> _EXCERPTED TEXT_
Here is an example HTML file using the https://github.com/tensorflow/tfjs-models Universal Sentence Encoder


<html>
<head>
<script src="https://cdn.jsdelivr.net/npm/@tensorflow/tfjs"></script>
<script src="https://cdn.jsdelivr.net/npm/@tensorflow-models/universal-sentence-encoder"></script>
</head>

<body>

<script>
// Load the model.
use.loadQnA().then(model => {
  // Embed a dictionary of a query and responses. The input to the embed method
  // needs to be in following format:
  // {
  //   queries: string[];
  //   responses: Response[];
  // }
  // queries is an array of question strings
  // responses is an array of following structure:
  // {
  //   response: string;
  //   context?: string;
  // }
  // context is optional, it provides the context string of the answer.

  const input = {
    queries: ['I feel depressed'],
    responses: [
      'I feel sad',
      'I feel happy',
    ]
  };
  var scores = [];
  const embeddings = model.embed(input);
  /*
    * The output of the embed method is an object with two keys:
    * {
    *   queryEmbedding: tf.Tensor;
    *   responseEmbedding: tf.Tensor;
    * }
    * queryEmbedding is a tensor containing embeddings for all queries.
    * responseEmbedding is a tensor containing embeddings for all answers.
    * You can call `arraySync()` to retrieve the values of the tensor.
    * In this example, embed_query[0] is the embedding for the query
    * 'How are you feeling today?'
    * And embed_responses[0] is the embedding for the answer
    * 'I\'m not feeling very well.'
    */
  scores = tf.matMul(embeddings['queryEmbedding'],
      embeddings['responseEmbedding'], false, true).dataSync();
  console.log(scores);
});

</script>

</body>
</html>

> _RECORDS SHOWN_
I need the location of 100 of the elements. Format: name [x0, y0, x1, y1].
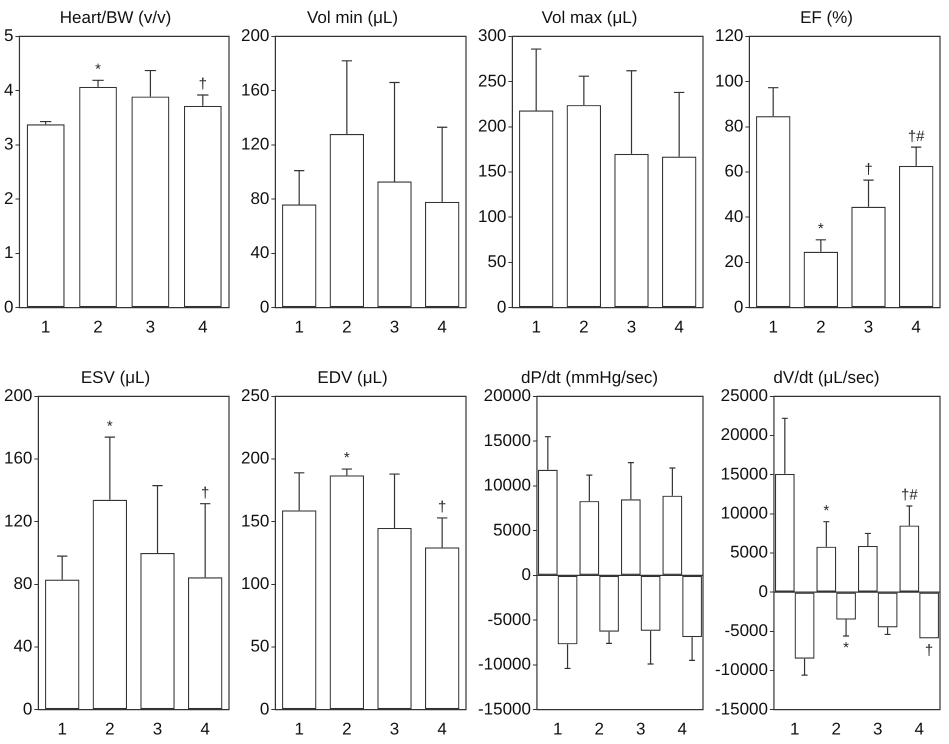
y-tick-label: 120	[714, 26, 744, 46]
y-tick-label: 0	[734, 297, 744, 316]
annotation: †	[864, 160, 873, 178]
x-tick-label: 3	[146, 317, 156, 336]
x-tick-label: 3	[152, 719, 162, 738]
y-tick-label: 100	[478, 206, 506, 226]
x-tick-label: 4	[674, 317, 684, 336]
x-tick-label: 3	[872, 719, 882, 738]
y-tick-label: 2	[4, 188, 14, 208]
x-tick-label: 4	[200, 719, 210, 738]
y-tick-label: 40	[724, 206, 744, 226]
chart-title: Vol max (μL)	[542, 8, 638, 27]
y-tick-label: 150	[240, 511, 270, 530]
annotation: *	[95, 60, 102, 78]
chart-title: Heart/BW (v/v)	[60, 8, 172, 27]
y-tick-label: 5	[4, 26, 14, 46]
x-tick-label: 2	[342, 719, 352, 738]
x-tick-label: 1	[552, 719, 562, 738]
x-tick-label: 2	[342, 317, 352, 336]
chart-title: dV/dt (μL/sec)	[773, 368, 880, 387]
y-tick-label: 0	[260, 699, 270, 718]
y-tick-label: 50	[250, 636, 270, 656]
y-tick-label: 1	[4, 243, 14, 262]
chart-title: EDV (μL)	[317, 368, 388, 387]
chart-title: ESV (μL)	[80, 368, 150, 387]
y-tick-label: 0	[521, 565, 531, 584]
y-tick-label: 0	[758, 582, 768, 601]
y-tick-label: 80	[724, 116, 744, 136]
x-tick-label: 4	[911, 317, 921, 336]
y-tick-label: 20000	[720, 425, 768, 444]
y-tick-label: 100	[714, 71, 744, 90]
y-tick-label: 150	[478, 162, 506, 181]
chart-title: Vol min (μL)	[306, 8, 398, 27]
x-tick-label: 4	[678, 719, 687, 738]
y-tick-label: 20000	[484, 386, 531, 406]
y-tick-label: 10000	[484, 476, 531, 495]
y-tick-label: 0	[260, 297, 270, 316]
y-tick-label: 160	[4, 448, 32, 468]
chart-title: EF (%)	[800, 8, 853, 27]
chart-title: dP/dt (mmHg/sec)	[521, 368, 658, 387]
y-tick-label: 80	[250, 188, 270, 208]
y-tick-label: 300	[478, 26, 506, 46]
annotation: *	[106, 418, 113, 435]
annotation: †#	[908, 128, 926, 145]
y-tick-label: 40	[13, 636, 32, 656]
y-tick-label: 40	[250, 243, 270, 262]
annotation: *	[843, 640, 850, 657]
y-tick-label: 15000	[720, 464, 768, 484]
y-tick-label: 5000	[730, 542, 768, 562]
y-tick-label: 200	[4, 386, 32, 406]
y-tick-label: 200	[240, 448, 270, 468]
x-tick-label: 3	[636, 719, 646, 738]
y-tick-label: 3	[4, 134, 14, 154]
y-tick-label: -15000	[714, 699, 768, 718]
annotation: *	[818, 220, 824, 238]
annotation: *	[823, 502, 830, 520]
x-tick-label: 2	[579, 317, 589, 336]
x-tick-label: 1	[57, 719, 67, 738]
y-tick-label: 50	[487, 252, 506, 272]
y-tick-label: 0	[4, 297, 14, 316]
y-tick-label: -10000	[714, 660, 768, 680]
y-tick-label: 25000	[720, 386, 768, 406]
y-tick-label: 250	[478, 71, 506, 90]
y-tick-label: 60	[724, 162, 744, 181]
y-tick-label: 4	[4, 80, 14, 100]
x-tick-label: 1	[294, 317, 304, 336]
y-tick-label: 120	[4, 511, 32, 530]
x-tick-label: 1	[294, 719, 304, 738]
y-tick-label: 200	[240, 26, 270, 46]
y-tick-label: 200	[478, 116, 506, 136]
x-tick-label: 4	[437, 719, 447, 738]
x-tick-label: 2	[93, 317, 103, 336]
y-tick-label: 120	[240, 134, 270, 154]
y-tick-label: -15000	[478, 699, 531, 718]
x-tick-label: 4	[198, 317, 208, 336]
x-tick-label: 1	[40, 317, 50, 336]
y-tick-label: 250	[240, 386, 270, 406]
y-tick-label: 80	[13, 574, 32, 594]
y-tick-label: -5000	[487, 610, 531, 629]
x-tick-label: 4	[914, 719, 924, 738]
x-tick-label: 3	[390, 317, 400, 336]
y-tick-label: 15000	[484, 430, 531, 450]
x-tick-label: 3	[390, 719, 400, 738]
annotation: †	[438, 498, 446, 516]
x-tick-label: 2	[831, 719, 841, 738]
y-tick-label: 160	[240, 80, 270, 100]
x-tick-label: 2	[816, 317, 826, 336]
x-tick-label: 1	[790, 719, 800, 738]
annotation: †	[924, 642, 934, 659]
y-tick-label: 10000	[720, 504, 768, 523]
y-tick-label: 20	[724, 252, 744, 272]
y-tick-label: 5000	[493, 520, 531, 540]
annotation: *	[344, 450, 350, 467]
y-tick-label: 100	[240, 574, 270, 594]
y-tick-label: 0	[496, 297, 506, 316]
y-tick-label: -10000	[478, 654, 531, 674]
annotation: †#	[901, 486, 918, 504]
annotation: †	[201, 484, 210, 502]
x-tick-label: 4	[437, 317, 447, 336]
x-tick-label: 2	[105, 719, 115, 738]
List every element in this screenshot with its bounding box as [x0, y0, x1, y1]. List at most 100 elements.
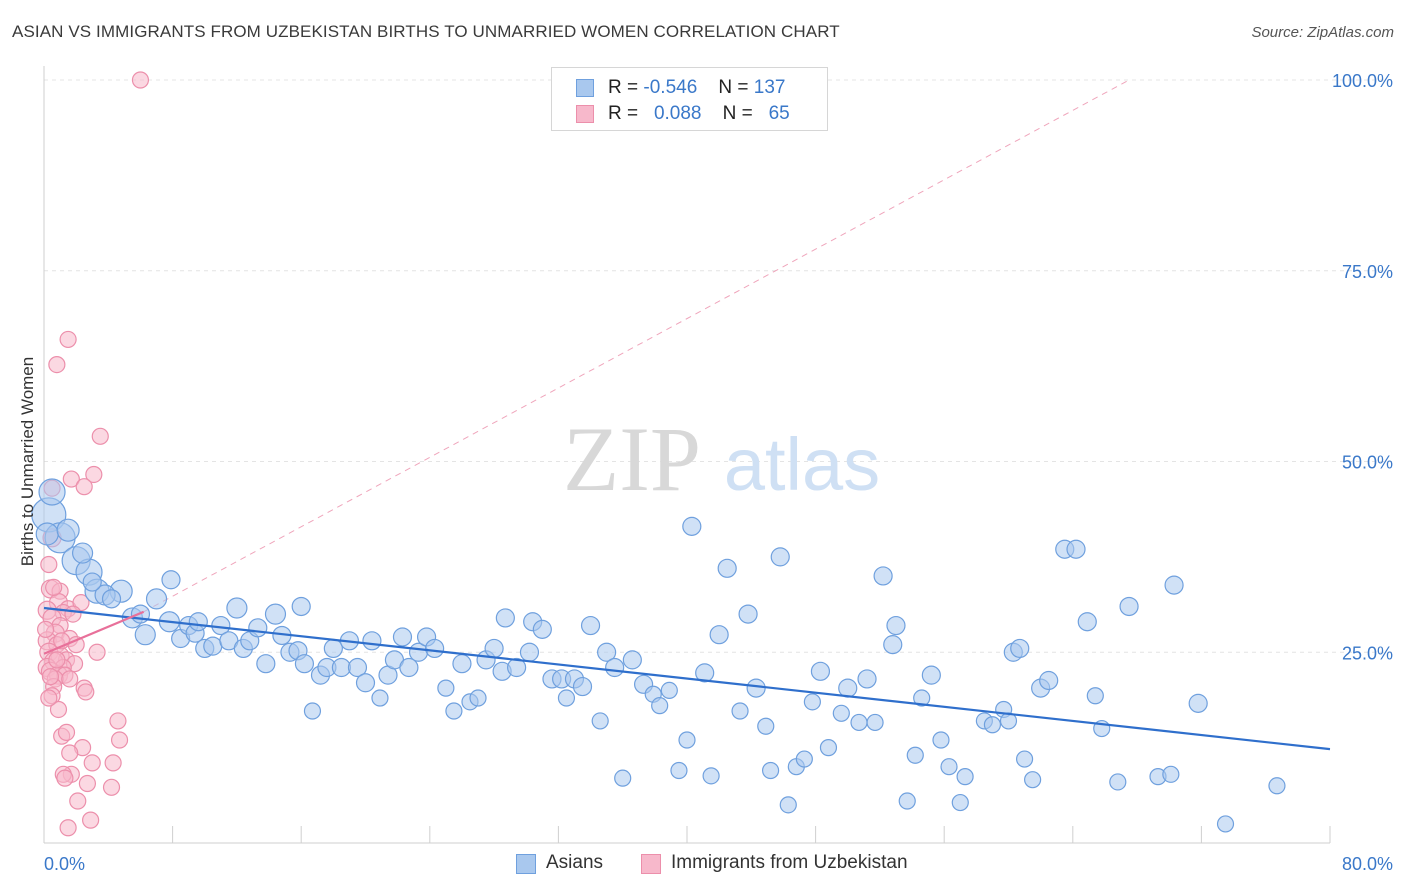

> _WHAT TO DO_
1. In the Universal Sentence Encoder example, translate this sentence into Spanish: "You can call `arraySync()` to retrieve the values of the tensor."
2. Arrange the lines of the records between the line holding "26, 744, 46]" and the line holding "26, 506, 46]", inclusive, as a JSON list of strings with one string per line and blank lines omitted.

> _THE ANSWERS_
1. Puedes llamar a `arraySync()` para obtener los valores del tensor.

2.
[
  "y-tick-label: 120\t[714, 26, 744, 46]",
  "y-tick-label: 0\t[734, 297, 744, 316]",
  "annotation: †\t[864, 160, 873, 178]",
  "x-tick-label: 3\t[146, 317, 156, 336]",
  "x-tick-label: 3\t[152, 719, 162, 738]",
  "y-tick-label: 100\t[478, 206, 506, 226]",
  "x-tick-label: 4\t[674, 317, 684, 336]",
  "x-tick-label: 3\t[872, 719, 882, 738]",
  "y-tick-label: 2\t[4, 188, 14, 208]",
  "x-tick-label: 4\t[200, 719, 210, 738]",
  "y-tick-label: 40\t[724, 206, 744, 226]",
  "chart-title: Vol max (μL)\t[542, 8, 638, 27]",
  "y-tick-label: 150\t[240, 511, 270, 530]",
  "annotation: *\t[95, 60, 102, 78]",
  "chart-title: Heart/BW (v/v)\t[60, 8, 172, 27]",
  "y-tick-label: 5\t[4, 26, 14, 46]",
  "x-tick-label: 2\t[342, 719, 352, 738]",
  "x-tick-label: 1\t[552, 719, 562, 738]",
  "x-tick-label: 2\t[342, 317, 352, 336]",
  "chart-title: dV/dt (μL/sec)\t[773, 368, 880, 387]",
  "y-tick-label: 0\t[260, 699, 270, 718]",
  "y-tick-label: 50\t[250, 636, 270, 656]",
  "y-tick-label: 1\t[4, 243, 14, 262]",
  "chart-title: EDV (μL)\t[317, 368, 388, 387]",
  "chart-title: ESV (μL)\t[80, 368, 150, 387]",
  "y-tick-label: 0\t[521, 565, 531, 584]",
  "y-tick-label: 0\t[758, 582, 768, 601]",
  "y-tick-label: 80\t[724, 116, 744, 136]",
  "x-tick-label: 4\t[911, 317, 921, 336]",
  "y-tick-label: 20000\t[720, 425, 768, 444]",
  "y-tick-label: 100\t[714, 71, 744, 90]",
  "y-tick-label: 150\t[478, 162, 506, 181]",
  "chart-title: Vol min (μL)\t[306, 8, 398, 27]",
  "x-tick-label: 4\t[678, 719, 687, 738]",
  "y-tick-label: 20000\t[484, 386, 531, 406]",
  "y-tick-label: 10000\t[484, 476, 531, 495]",
  "y-tick-label: 0\t[260, 297, 270, 316]",
  "y-tick-label: 160\t[4, 448, 32, 468]",
  "chart-title: EF (%)\t[800, 8, 853, 27]",
  "chart-title: dP/dt (mmHg/sec)\t[521, 368, 658, 387]",
  "y-tick-label: 80\t[250, 188, 270, 208]",
  "y-tick-label: 300\t[478, 26, 506, 46]"
]